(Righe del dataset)
==========
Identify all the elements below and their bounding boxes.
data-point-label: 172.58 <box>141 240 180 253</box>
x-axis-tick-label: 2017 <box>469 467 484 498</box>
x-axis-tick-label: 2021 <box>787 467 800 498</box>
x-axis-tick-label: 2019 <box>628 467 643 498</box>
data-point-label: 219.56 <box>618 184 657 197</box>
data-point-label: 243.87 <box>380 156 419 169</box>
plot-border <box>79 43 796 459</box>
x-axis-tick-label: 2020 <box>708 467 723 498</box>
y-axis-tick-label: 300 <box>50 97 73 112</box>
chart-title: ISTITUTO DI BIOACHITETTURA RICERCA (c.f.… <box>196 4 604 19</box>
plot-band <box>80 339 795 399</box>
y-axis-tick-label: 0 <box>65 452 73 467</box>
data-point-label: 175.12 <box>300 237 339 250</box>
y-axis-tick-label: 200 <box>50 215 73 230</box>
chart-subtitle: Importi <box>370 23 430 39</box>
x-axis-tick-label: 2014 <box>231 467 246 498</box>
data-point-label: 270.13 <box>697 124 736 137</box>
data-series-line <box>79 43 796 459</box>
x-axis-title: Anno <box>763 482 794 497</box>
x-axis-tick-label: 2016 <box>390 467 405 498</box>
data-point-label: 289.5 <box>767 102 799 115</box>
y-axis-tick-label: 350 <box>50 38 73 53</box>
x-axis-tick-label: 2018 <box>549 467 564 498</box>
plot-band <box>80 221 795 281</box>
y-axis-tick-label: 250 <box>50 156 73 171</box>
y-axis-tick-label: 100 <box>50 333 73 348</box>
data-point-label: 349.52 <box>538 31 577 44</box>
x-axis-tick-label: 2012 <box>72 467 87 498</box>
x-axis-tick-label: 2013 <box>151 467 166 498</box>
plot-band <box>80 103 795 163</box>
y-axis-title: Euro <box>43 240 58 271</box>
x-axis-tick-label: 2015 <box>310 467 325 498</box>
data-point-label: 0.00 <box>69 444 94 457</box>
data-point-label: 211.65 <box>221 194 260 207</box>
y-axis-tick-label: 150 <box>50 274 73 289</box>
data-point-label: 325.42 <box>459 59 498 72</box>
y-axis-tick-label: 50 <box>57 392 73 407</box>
==========
= ISTRUZIONI DELL'ESERCIZIO =
Riscrivi senza alcuna modifica tutte le righe delle voci riportate sopra.

= RISPOSTA SCRITTA =
Identify all the elements below and their bounding boxes.
data-point-label: 172.58 <box>141 240 180 253</box>
x-axis-tick-label: 2017 <box>469 467 484 498</box>
x-axis-tick-label: 2021 <box>787 467 800 498</box>
x-axis-tick-label: 2019 <box>628 467 643 498</box>
data-point-label: 219.56 <box>618 184 657 197</box>
data-point-label: 243.87 <box>380 156 419 169</box>
plot-border <box>79 43 796 459</box>
x-axis-tick-label: 2020 <box>708 467 723 498</box>
y-axis-tick-label: 300 <box>50 97 73 112</box>
chart-title: ISTITUTO DI BIOACHITETTURA RICERCA (c.f.… <box>196 4 604 19</box>
plot-band <box>80 339 795 399</box>
y-axis-tick-label: 0 <box>65 452 73 467</box>
data-point-label: 175.12 <box>300 237 339 250</box>
y-axis-tick-label: 200 <box>50 215 73 230</box>
chart-subtitle: Importi <box>370 23 430 39</box>
x-axis-tick-label: 2014 <box>231 467 246 498</box>
data-point-label: 270.13 <box>697 124 736 137</box>
data-series-line <box>79 43 796 459</box>
x-axis-title: Anno <box>763 482 794 497</box>
x-axis-tick-label: 2016 <box>390 467 405 498</box>
data-point-label: 289.5 <box>767 102 799 115</box>
y-axis-tick-label: 350 <box>50 38 73 53</box>
x-axis-tick-label: 2018 <box>549 467 564 498</box>
plot-band <box>80 221 795 281</box>
y-axis-tick-label: 250 <box>50 156 73 171</box>
y-axis-tick-label: 100 <box>50 333 73 348</box>
data-point-label: 349.52 <box>538 31 577 44</box>
x-axis-tick-label: 2012 <box>72 467 87 498</box>
x-axis-tick-label: 2013 <box>151 467 166 498</box>
plot-band <box>80 103 795 163</box>
y-axis-title: Euro <box>43 240 58 271</box>
x-axis-tick-label: 2015 <box>310 467 325 498</box>
data-point-label: 0.00 <box>69 444 94 457</box>
data-point-label: 211.65 <box>221 194 260 207</box>
y-axis-tick-label: 150 <box>50 274 73 289</box>
data-point-label: 325.42 <box>459 59 498 72</box>
y-axis-tick-label: 50 <box>57 392 73 407</box>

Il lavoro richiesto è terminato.